- **Directions**: Retype the listing that follows, exactly as written.

- **Records shown**:
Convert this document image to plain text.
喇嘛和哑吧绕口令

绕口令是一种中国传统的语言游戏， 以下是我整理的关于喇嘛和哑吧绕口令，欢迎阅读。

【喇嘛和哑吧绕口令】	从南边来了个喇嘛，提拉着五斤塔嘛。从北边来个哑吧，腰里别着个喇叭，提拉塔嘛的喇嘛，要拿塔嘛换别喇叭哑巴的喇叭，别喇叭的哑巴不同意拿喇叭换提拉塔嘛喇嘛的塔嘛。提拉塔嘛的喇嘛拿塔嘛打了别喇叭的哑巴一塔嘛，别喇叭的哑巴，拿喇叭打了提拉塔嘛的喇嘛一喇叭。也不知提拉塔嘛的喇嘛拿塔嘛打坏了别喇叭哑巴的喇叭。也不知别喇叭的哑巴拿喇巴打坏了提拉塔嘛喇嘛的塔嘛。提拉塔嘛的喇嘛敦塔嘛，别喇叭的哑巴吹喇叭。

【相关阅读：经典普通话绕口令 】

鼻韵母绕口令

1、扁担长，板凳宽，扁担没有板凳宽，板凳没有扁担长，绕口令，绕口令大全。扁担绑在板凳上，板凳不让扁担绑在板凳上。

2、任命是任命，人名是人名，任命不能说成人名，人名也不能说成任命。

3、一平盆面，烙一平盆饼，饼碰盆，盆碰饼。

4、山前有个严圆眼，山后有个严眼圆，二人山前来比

- **Correct result**:
Convert this document image to plain text.
喇嘛和哑吧绕口令

绕口令是一种中国传统的语言游戏， 以下是我整理的关于喇嘛和哑吧绕口令，欢迎阅读。

【喇嘛和哑吧绕口令】	从南边来了个喇嘛，提拉着五斤塔嘛。从北边来个哑吧，腰里别着个喇叭，提拉塔嘛的喇嘛，要拿塔嘛换别喇叭哑巴的喇叭，别喇叭的哑巴不同意拿喇叭换提拉塔嘛喇嘛的塔嘛。提拉塔嘛的喇嘛拿塔嘛打了别喇叭的哑巴一塔嘛，别喇叭的哑巴，拿喇叭打了提拉塔嘛的喇嘛一喇叭。也不知提拉塔嘛的喇嘛拿塔嘛打坏了别喇叭哑巴的喇叭。也不知别喇叭的哑巴拿喇巴打坏了提拉塔嘛喇嘛的塔嘛。提拉塔嘛的喇嘛敦塔嘛，别喇叭的哑巴吹喇叭。

【相关阅读：经典普通话绕口令 】

鼻韵母绕口令

1、扁担长，板凳宽，扁担没有板凳宽，板凳没有扁担长，绕口令，绕口令大全。扁担绑在板凳上，板凳不让扁担绑在板凳上。

2、任命是任命，人名是人名，任命不能说成人名，人名也不能说成任命。

3、一平盆面，烙一平盆饼，饼碰盆，盆碰饼。

4、山前有个严圆眼，山后有个严眼圆，二人山前来比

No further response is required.